■ SHORT EXERCISE: Lift out each line of the data that holds "value".

■ MATERIAL PROVIDED:

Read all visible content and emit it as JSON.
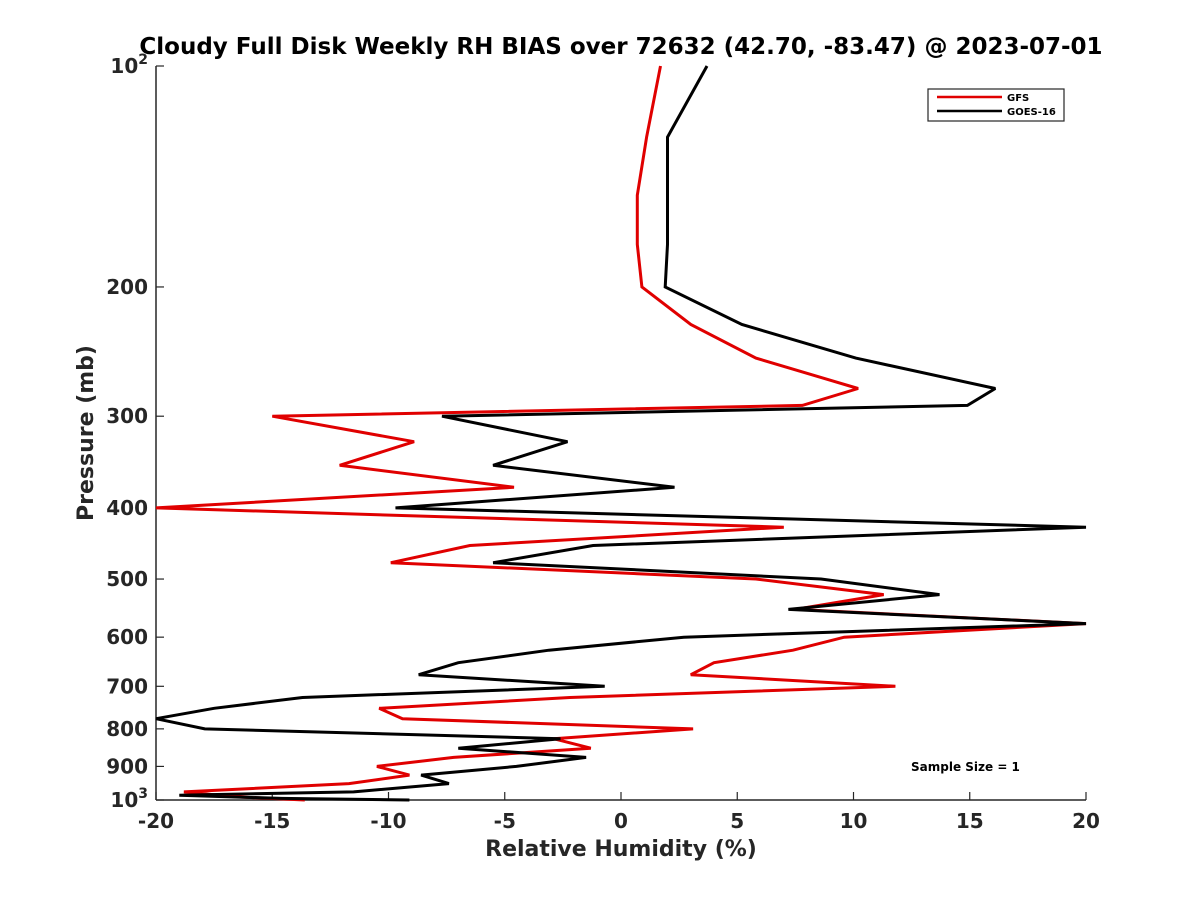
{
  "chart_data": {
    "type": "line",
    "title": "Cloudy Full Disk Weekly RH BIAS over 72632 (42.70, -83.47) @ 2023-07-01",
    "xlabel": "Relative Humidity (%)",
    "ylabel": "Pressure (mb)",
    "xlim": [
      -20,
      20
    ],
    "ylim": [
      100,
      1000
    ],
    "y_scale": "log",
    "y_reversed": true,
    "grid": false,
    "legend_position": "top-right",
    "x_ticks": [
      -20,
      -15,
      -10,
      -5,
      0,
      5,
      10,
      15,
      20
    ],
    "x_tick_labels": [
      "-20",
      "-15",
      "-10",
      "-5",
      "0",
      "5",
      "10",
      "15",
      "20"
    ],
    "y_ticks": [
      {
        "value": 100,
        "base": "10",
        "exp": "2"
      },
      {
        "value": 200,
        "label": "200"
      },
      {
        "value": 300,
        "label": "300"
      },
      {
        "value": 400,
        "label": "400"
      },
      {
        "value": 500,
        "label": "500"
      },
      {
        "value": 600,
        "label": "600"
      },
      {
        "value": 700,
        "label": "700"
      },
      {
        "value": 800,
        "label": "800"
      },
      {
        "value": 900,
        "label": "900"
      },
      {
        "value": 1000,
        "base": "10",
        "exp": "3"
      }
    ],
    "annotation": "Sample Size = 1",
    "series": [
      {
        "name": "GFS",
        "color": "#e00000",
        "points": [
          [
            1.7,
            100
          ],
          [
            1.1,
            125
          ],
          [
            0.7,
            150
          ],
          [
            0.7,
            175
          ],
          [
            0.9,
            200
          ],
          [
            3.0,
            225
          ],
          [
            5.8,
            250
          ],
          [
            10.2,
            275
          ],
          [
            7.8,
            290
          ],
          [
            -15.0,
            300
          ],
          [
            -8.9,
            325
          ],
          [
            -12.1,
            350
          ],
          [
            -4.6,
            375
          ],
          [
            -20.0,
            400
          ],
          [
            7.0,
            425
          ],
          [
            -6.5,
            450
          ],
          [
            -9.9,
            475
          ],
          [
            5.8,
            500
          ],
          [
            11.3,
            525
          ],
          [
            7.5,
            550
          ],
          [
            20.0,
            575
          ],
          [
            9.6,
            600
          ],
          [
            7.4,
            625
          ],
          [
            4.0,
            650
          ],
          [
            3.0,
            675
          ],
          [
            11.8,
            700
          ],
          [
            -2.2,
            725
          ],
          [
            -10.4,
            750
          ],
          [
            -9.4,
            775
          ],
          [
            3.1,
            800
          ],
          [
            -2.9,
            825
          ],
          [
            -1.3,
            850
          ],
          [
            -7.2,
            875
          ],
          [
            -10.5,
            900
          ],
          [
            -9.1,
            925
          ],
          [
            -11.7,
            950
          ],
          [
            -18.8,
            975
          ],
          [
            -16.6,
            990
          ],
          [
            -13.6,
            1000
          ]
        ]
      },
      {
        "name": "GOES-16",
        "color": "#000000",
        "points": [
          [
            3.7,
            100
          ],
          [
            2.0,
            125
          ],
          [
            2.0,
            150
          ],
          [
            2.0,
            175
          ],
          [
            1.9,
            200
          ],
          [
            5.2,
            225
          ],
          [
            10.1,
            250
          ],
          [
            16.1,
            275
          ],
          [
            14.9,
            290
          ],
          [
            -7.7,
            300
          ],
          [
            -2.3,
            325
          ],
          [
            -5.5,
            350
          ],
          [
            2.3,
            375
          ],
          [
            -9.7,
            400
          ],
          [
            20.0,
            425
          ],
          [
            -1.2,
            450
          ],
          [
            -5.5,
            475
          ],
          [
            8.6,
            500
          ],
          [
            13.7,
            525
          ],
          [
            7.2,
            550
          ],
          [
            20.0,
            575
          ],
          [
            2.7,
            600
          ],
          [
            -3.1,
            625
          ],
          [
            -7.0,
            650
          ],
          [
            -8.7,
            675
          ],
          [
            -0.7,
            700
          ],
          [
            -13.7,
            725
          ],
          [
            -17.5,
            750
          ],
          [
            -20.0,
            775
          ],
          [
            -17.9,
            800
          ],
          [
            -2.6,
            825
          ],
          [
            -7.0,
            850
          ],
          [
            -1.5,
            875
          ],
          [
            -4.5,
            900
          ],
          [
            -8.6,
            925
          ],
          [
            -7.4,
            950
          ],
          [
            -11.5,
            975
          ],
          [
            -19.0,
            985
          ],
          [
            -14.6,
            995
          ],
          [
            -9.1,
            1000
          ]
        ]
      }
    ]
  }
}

■ OUTPUT OF THE TASK:
        "value": 100,
        "value": 200,
        "value": 300,
        "value": 400,
        "value": 500,
        "value": 600,
        "value": 700,
        "value": 800,
        "value": 900,
        "value": 1000,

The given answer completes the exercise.